→ Required work
Please find all lines in the data that hold the string "OpManager" and copy them.

→ Material for this task
**********

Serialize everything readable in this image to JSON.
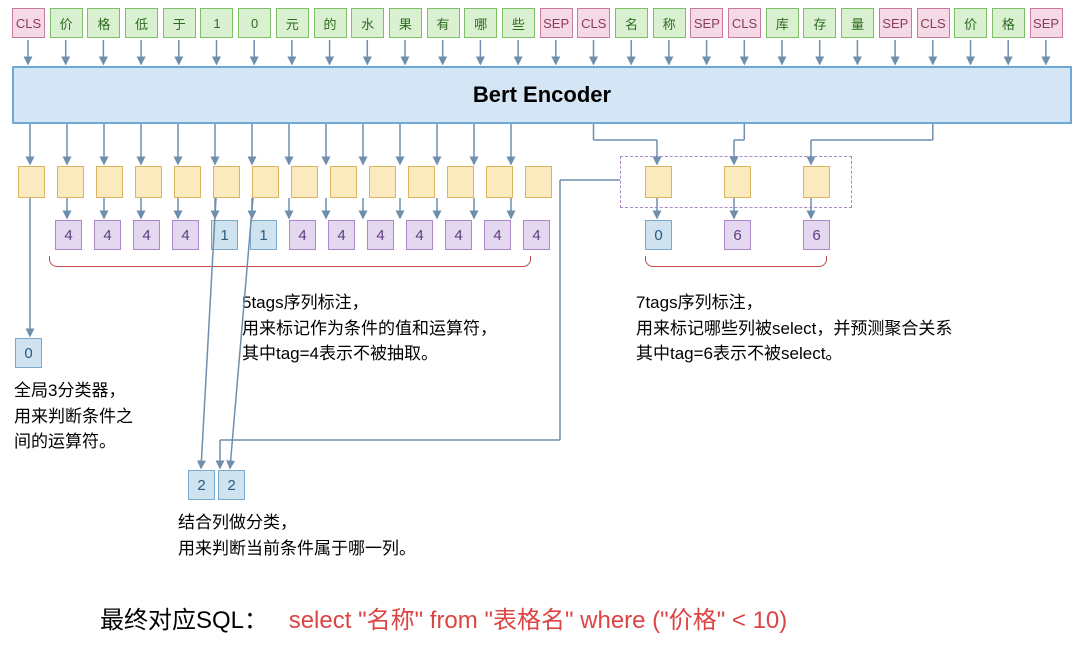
{
  "tokens": {
    "row1": [
      {
        "t": "CLS",
        "c": "cls"
      },
      {
        "t": "价",
        "c": "chr"
      },
      {
        "t": "格",
        "c": "chr"
      },
      {
        "t": "低",
        "c": "chr"
      },
      {
        "t": "于",
        "c": "chr"
      },
      {
        "t": "1",
        "c": "chr"
      },
      {
        "t": "0",
        "c": "chr"
      },
      {
        "t": "元",
        "c": "chr"
      },
      {
        "t": "的",
        "c": "chr"
      },
      {
        "t": "水",
        "c": "chr"
      },
      {
        "t": "果",
        "c": "chr"
      },
      {
        "t": "有",
        "c": "chr"
      },
      {
        "t": "哪",
        "c": "chr"
      },
      {
        "t": "些",
        "c": "chr"
      },
      {
        "t": "SEP",
        "c": "sep"
      },
      {
        "t": "CLS",
        "c": "cls"
      },
      {
        "t": "名",
        "c": "chr"
      },
      {
        "t": "称",
        "c": "chr"
      },
      {
        "t": "SEP",
        "c": "sep"
      },
      {
        "t": "CLS",
        "c": "cls"
      },
      {
        "t": "库",
        "c": "chr"
      },
      {
        "t": "存",
        "c": "chr"
      },
      {
        "t": "量",
        "c": "chr"
      },
      {
        "t": "SEP",
        "c": "sep"
      },
      {
        "t": "CLS",
        "c": "cls"
      },
      {
        "t": "价",
        "c": "chr"
      },
      {
        "t": "格",
        "c": "chr"
      },
      {
        "t": "SEP",
        "c": "sep"
      }
    ]
  },
  "encoder": "Bert Encoder",
  "tags5": [
    "4",
    "4",
    "4",
    "4",
    "1",
    "1",
    "4",
    "4",
    "4",
    "4",
    "4",
    "4",
    "4"
  ],
  "tags5_style": [
    "P",
    "P",
    "P",
    "P",
    "B",
    "B",
    "P",
    "P",
    "P",
    "P",
    "P",
    "P",
    "P"
  ],
  "tags7": [
    "0",
    "6",
    "6"
  ],
  "tags7_style": [
    "B",
    "P",
    "P"
  ],
  "global": {
    "val": "0"
  },
  "col": {
    "vals": [
      "2",
      "2"
    ]
  },
  "d1": {
    "l1": "全局3分类器，",
    "l2": "用来判断条件之",
    "l3": "间的运算符。"
  },
  "d2": {
    "l1": "5tags序列标注，",
    "l2": "用来标记作为条件的值和运算符，",
    "l3": "其中tag=4表示不被抽取。"
  },
  "d3": {
    "l1": "结合列做分类，",
    "l2": "用来判断当前条件属于哪一列。"
  },
  "d4": {
    "l1": "7tags序列标注，",
    "l2": "用来标记哪些列被select，并预测聚合关系",
    "l3": "其中tag=6表示不被select。"
  },
  "sql": {
    "label": "最终对应SQL：",
    "q": "select \"名称\" from \"表格名\" where (\"价格\" < 10)"
  }
}
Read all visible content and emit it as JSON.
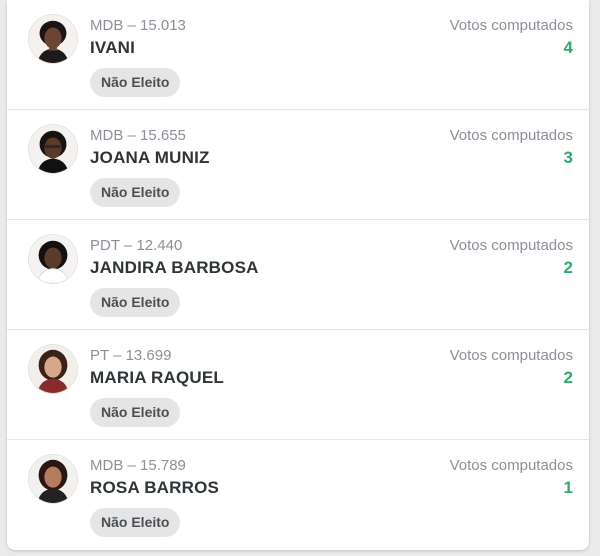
{
  "accent_color": "#2eab6d",
  "candidates": [
    {
      "party_number": "MDB – 15.013",
      "name": "IVANI",
      "status": "Não Eleito",
      "votes_label": "Votos computados",
      "votes": "4",
      "avatar_icon": "candidate-photo"
    },
    {
      "party_number": "MDB – 15.655",
      "name": "JOANA MUNIZ",
      "status": "Não Eleito",
      "votes_label": "Votos computados",
      "votes": "3",
      "avatar_icon": "candidate-photo"
    },
    {
      "party_number": "PDT – 12.440",
      "name": "JANDIRA BARBOSA",
      "status": "Não Eleito",
      "votes_label": "Votos computados",
      "votes": "2",
      "avatar_icon": "candidate-photo"
    },
    {
      "party_number": "PT – 13.699",
      "name": "MARIA RAQUEL",
      "status": "Não Eleito",
      "votes_label": "Votos computados",
      "votes": "2",
      "avatar_icon": "candidate-photo"
    },
    {
      "party_number": "MDB – 15.789",
      "name": "ROSA BARROS",
      "status": "Não Eleito",
      "votes_label": "Votos computados",
      "votes": "1",
      "avatar_icon": "candidate-photo"
    }
  ]
}
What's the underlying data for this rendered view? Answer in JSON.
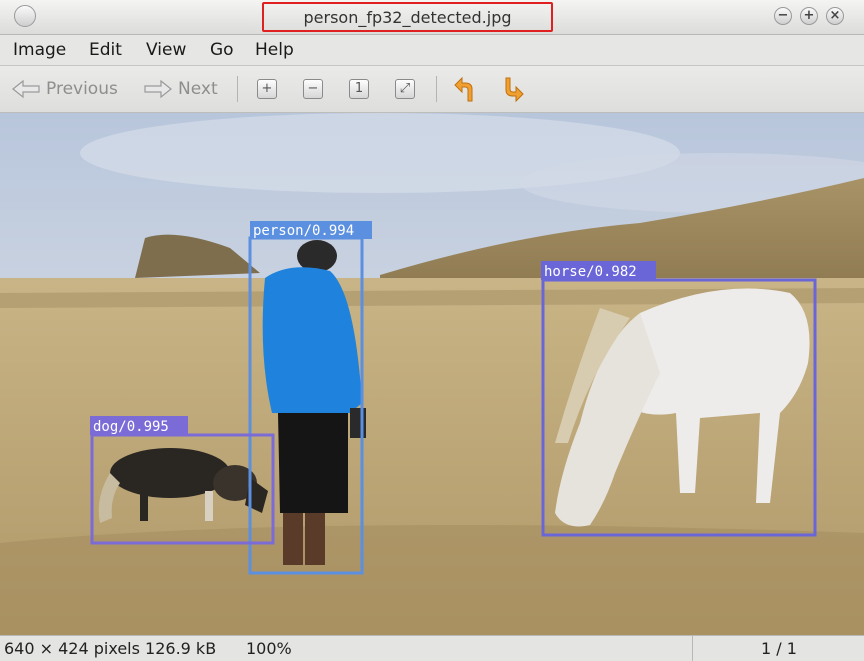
{
  "window": {
    "title": "person_fp32_detected.jpg",
    "buttons": {
      "minimize": "−",
      "maximize": "+",
      "close": "×"
    }
  },
  "menu": [
    "Image",
    "Edit",
    "View",
    "Go",
    "Help"
  ],
  "toolbar": {
    "previous_label": "Previous",
    "next_label": "Next",
    "icons": [
      "zoom-in-icon",
      "zoom-out-icon",
      "zoom-normal-icon",
      "zoom-fit-icon",
      "rotate-left-icon",
      "rotate-right-icon"
    ]
  },
  "detections": [
    {
      "label": "person/0.994",
      "color": "#5b8fe0"
    },
    {
      "label": "dog/0.995",
      "color": "#7b6bd6"
    },
    {
      "label": "horse/0.982",
      "color": "#6a66d8"
    }
  ],
  "status": {
    "info": "640 × 424 pixels  126.9 kB",
    "zoom": "100%",
    "page": "1 / 1"
  }
}
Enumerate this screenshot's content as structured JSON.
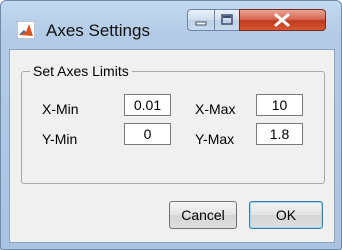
{
  "window": {
    "title": "Axes Settings",
    "icon": "matlab-icon",
    "caption_buttons": [
      "minimize-icon",
      "maximize-icon",
      "close-icon"
    ]
  },
  "group": {
    "legend": "Set Axes Limits"
  },
  "fields": {
    "xmin": {
      "label": "X-Min",
      "value": "0.01"
    },
    "xmax": {
      "label": "X-Max",
      "value": "10"
    },
    "ymin": {
      "label": "Y-Min",
      "value": "0"
    },
    "ymax": {
      "label": "Y-Max",
      "value": "1.8"
    }
  },
  "buttons": {
    "cancel": "Cancel",
    "ok": "OK"
  },
  "colors": {
    "title_bar": "#b9d1ea",
    "close_button": "#c9462c",
    "content_background": "#f0f0f0"
  }
}
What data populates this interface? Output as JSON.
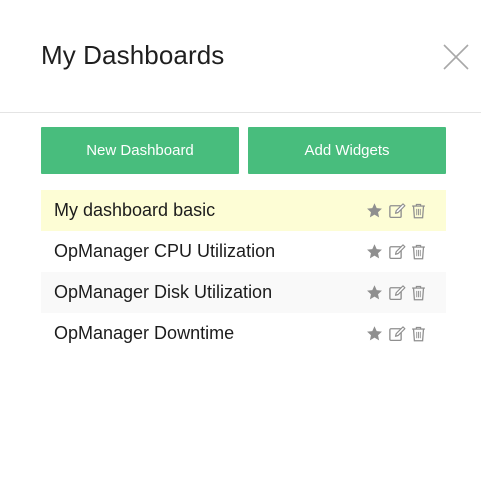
{
  "dialog": {
    "title": "My Dashboards"
  },
  "buttons": {
    "new_dashboard": "New Dashboard",
    "add_widgets": "Add Widgets"
  },
  "dashboards": [
    {
      "label": "My dashboard basic"
    },
    {
      "label": "OpManager CPU Utilization"
    },
    {
      "label": "OpManager Disk Utilization"
    },
    {
      "label": "OpManager Downtime"
    }
  ],
  "icons": {
    "close": "close-icon",
    "favorite": "star-icon",
    "edit": "edit-icon",
    "delete": "trash-icon"
  },
  "colors": {
    "accent": "#48bd7d",
    "selected_row": "#fdfdd5",
    "icon_gray": "#8f8f8f"
  }
}
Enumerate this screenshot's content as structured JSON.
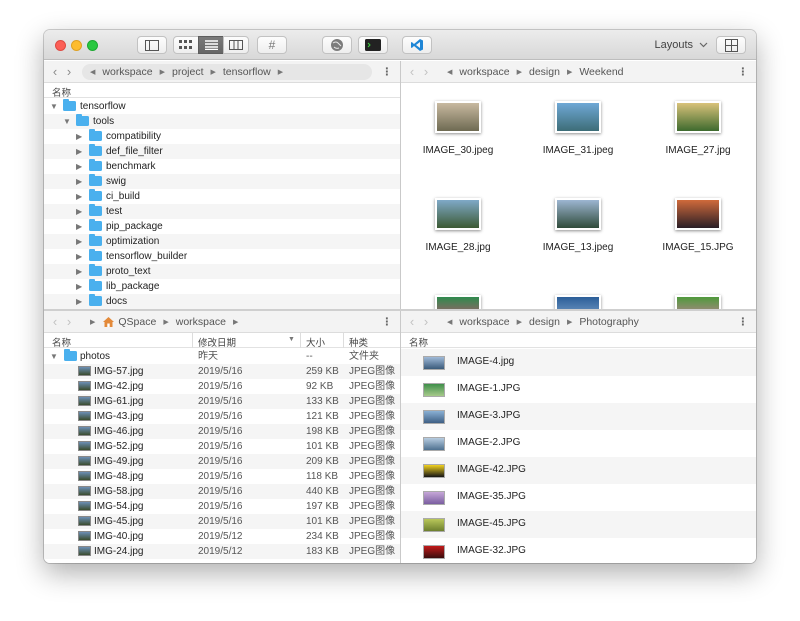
{
  "toolbar": {
    "layouts_label": "Layouts",
    "hash_label": "#",
    "icons": [
      "sidebar-icon",
      "icon-view-icon",
      "list-view-icon",
      "column-view-icon",
      "hash-icon",
      "globe-icon",
      "terminal-icon",
      "vscode-icon",
      "layout-grid-icon"
    ]
  },
  "pane_tl": {
    "path": [
      "workspace",
      "project",
      "tensorflow"
    ],
    "col_name": "名称",
    "rows": [
      {
        "label": "tensorflow",
        "level": 0,
        "expanded": true
      },
      {
        "label": "tools",
        "level": 1,
        "expanded": true
      },
      {
        "label": "compatibility",
        "level": 2
      },
      {
        "label": "def_file_filter",
        "level": 2
      },
      {
        "label": "benchmark",
        "level": 2
      },
      {
        "label": "swig",
        "level": 2
      },
      {
        "label": "ci_build",
        "level": 2
      },
      {
        "label": "test",
        "level": 2
      },
      {
        "label": "pip_package",
        "level": 2
      },
      {
        "label": "optimization",
        "level": 2
      },
      {
        "label": "tensorflow_builder",
        "level": 2
      },
      {
        "label": "proto_text",
        "level": 2
      },
      {
        "label": "lib_package",
        "level": 2
      },
      {
        "label": "docs",
        "level": 2
      }
    ]
  },
  "pane_tr": {
    "path": [
      "workspace",
      "design",
      "Weekend"
    ],
    "items": [
      {
        "name": "IMAGE_30.jpeg",
        "colors": [
          "#c8b9a0",
          "#6e6a52"
        ]
      },
      {
        "name": "IMAGE_31.jpeg",
        "colors": [
          "#6fa8d6",
          "#3d6d77"
        ]
      },
      {
        "name": "IMAGE_27.jpg",
        "colors": [
          "#d9c27a",
          "#3e6a2e"
        ]
      },
      {
        "name": "IMAGE_28.jpg",
        "colors": [
          "#7fa9c8",
          "#3c5a34"
        ]
      },
      {
        "name": "IMAGE_13.jpeg",
        "colors": [
          "#9db6d2",
          "#2f4b3a"
        ]
      },
      {
        "name": "IMAGE_15.JPG",
        "colors": [
          "#d06a3b",
          "#2a1e26"
        ]
      },
      {
        "name": "",
        "colors": [
          "#2f8a4d",
          "#d64a7a"
        ]
      },
      {
        "name": "",
        "colors": [
          "#2c5f99",
          "#8fb2d6"
        ]
      },
      {
        "name": "",
        "colors": [
          "#4f9a3c",
          "#e17bb0"
        ]
      }
    ]
  },
  "pane_bl": {
    "home": "QSpace",
    "path": [
      "workspace"
    ],
    "cols": {
      "name": "名称",
      "date": "修改日期",
      "size": "大小",
      "kind": "种类"
    },
    "folder": {
      "label": "photos",
      "date": "昨天",
      "size": "--",
      "kind": "文件夹"
    },
    "rows": [
      {
        "label": "IMG-57.jpg",
        "date": "2019/5/16",
        "size": "259 KB",
        "kind": "JPEG图像"
      },
      {
        "label": "IMG-42.jpg",
        "date": "2019/5/16",
        "size": "92 KB",
        "kind": "JPEG图像"
      },
      {
        "label": "IMG-61.jpg",
        "date": "2019/5/16",
        "size": "133 KB",
        "kind": "JPEG图像"
      },
      {
        "label": "IMG-43.jpg",
        "date": "2019/5/16",
        "size": "121 KB",
        "kind": "JPEG图像"
      },
      {
        "label": "IMG-46.jpg",
        "date": "2019/5/16",
        "size": "198 KB",
        "kind": "JPEG图像"
      },
      {
        "label": "IMG-52.jpg",
        "date": "2019/5/16",
        "size": "101 KB",
        "kind": "JPEG图像"
      },
      {
        "label": "IMG-49.jpg",
        "date": "2019/5/16",
        "size": "209 KB",
        "kind": "JPEG图像"
      },
      {
        "label": "IMG-48.jpg",
        "date": "2019/5/16",
        "size": "118 KB",
        "kind": "JPEG图像"
      },
      {
        "label": "IMG-58.jpg",
        "date": "2019/5/16",
        "size": "440 KB",
        "kind": "JPEG图像"
      },
      {
        "label": "IMG-54.jpg",
        "date": "2019/5/16",
        "size": "197 KB",
        "kind": "JPEG图像"
      },
      {
        "label": "IMG-45.jpg",
        "date": "2019/5/16",
        "size": "101 KB",
        "kind": "JPEG图像"
      },
      {
        "label": "IMG-40.jpg",
        "date": "2019/5/12",
        "size": "234 KB",
        "kind": "JPEG图像"
      },
      {
        "label": "IMG-24.jpg",
        "date": "2019/5/12",
        "size": "183 KB",
        "kind": "JPEG图像"
      }
    ]
  },
  "pane_br": {
    "path": [
      "workspace",
      "design",
      "Photography"
    ],
    "col_name": "名称",
    "rows": [
      {
        "label": "IMAGE-4.jpg",
        "colors": [
          "#9fb9d8",
          "#3b5b7a"
        ]
      },
      {
        "label": "IMAGE-1.JPG",
        "colors": [
          "#3f8f4a",
          "#a6c98a"
        ]
      },
      {
        "label": "IMAGE-3.JPG",
        "colors": [
          "#8ab0d4",
          "#3e5f84"
        ]
      },
      {
        "label": "IMAGE-2.JPG",
        "colors": [
          "#b7cce0",
          "#4f7190"
        ]
      },
      {
        "label": "IMAGE-42.JPG",
        "colors": [
          "#f2d21f",
          "#151515"
        ]
      },
      {
        "label": "IMAGE-35.JPG",
        "colors": [
          "#c6a7d8",
          "#7a5ea0"
        ]
      },
      {
        "label": "IMAGE-45.JPG",
        "colors": [
          "#b9c75a",
          "#6d7f2e"
        ]
      },
      {
        "label": "IMAGE-32.JPG",
        "colors": [
          "#c21a1a",
          "#3a0d0d"
        ]
      }
    ]
  }
}
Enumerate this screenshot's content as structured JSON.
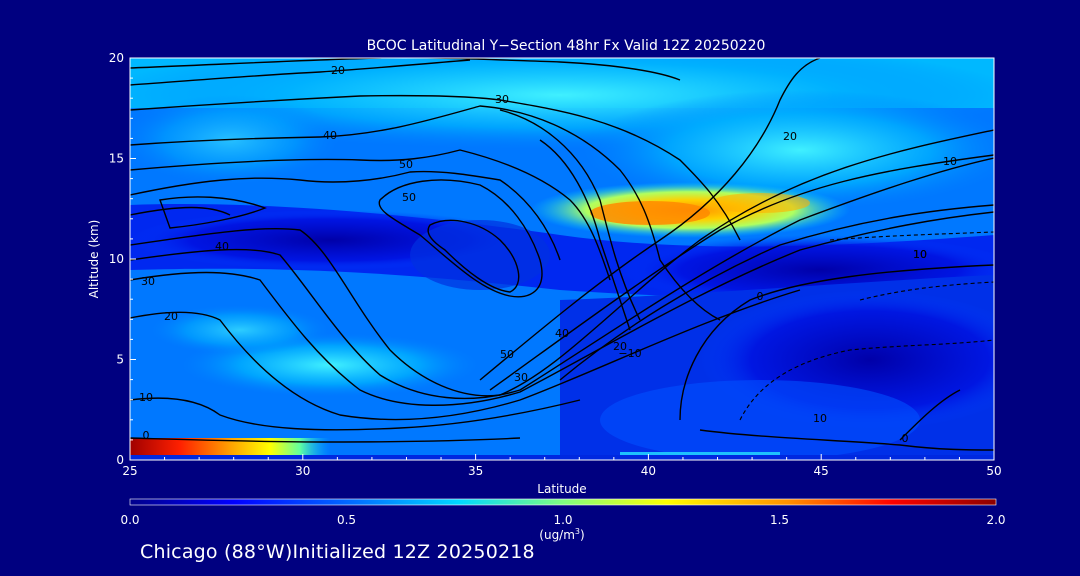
{
  "chart_data": {
    "type": "heatmap",
    "title": "BCOC Latitudinal Y−Section 48hr  Fx Valid 12Z 20250220",
    "xlabel": "Latitude",
    "ylabel": "Altitude (km)",
    "xlim": [
      25,
      50
    ],
    "ylim": [
      0,
      20
    ],
    "x_ticks": [
      "25",
      "30",
      "35",
      "40",
      "45",
      "50"
    ],
    "y_ticks": [
      "0",
      "5",
      "10",
      "15",
      "20"
    ],
    "colorbar": {
      "range": [
        0.0,
        2.0
      ],
      "tick_labels": [
        "0.0",
        "0.5",
        "1.0",
        "1.5",
        "2.0"
      ],
      "unit_line1": "(ug/m",
      "unit_sup": "3",
      "unit_line2": ")",
      "colors": [
        "#00008b",
        "#0000ff",
        "#0078ff",
        "#00e0ff",
        "#80ff80",
        "#ffff00",
        "#ff9000",
        "#ff0000",
        "#8b0000"
      ]
    },
    "contour_labels": [
      "20",
      "30",
      "40",
      "50",
      "50",
      "40",
      "30",
      "20",
      "10",
      "0",
      "−10",
      "0",
      "10",
      "20",
      "50",
      "40",
      "30",
      "20",
      "10",
      "10",
      "10",
      "0"
    ]
  },
  "footer": "Chicago (88°W)Initialized 12Z 20250218"
}
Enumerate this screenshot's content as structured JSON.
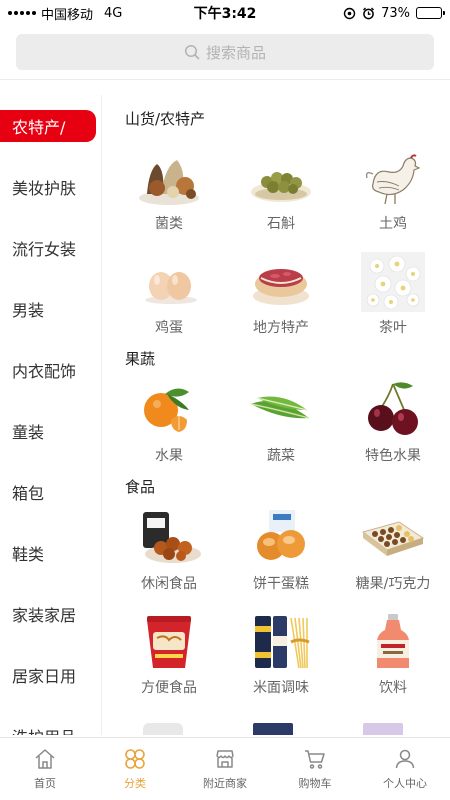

**********

→ Exercise output
      "label": "OpManager CPU Utilization"
      "label": "OpManager Disk Utilization"
      "label": "OpManager Downtime"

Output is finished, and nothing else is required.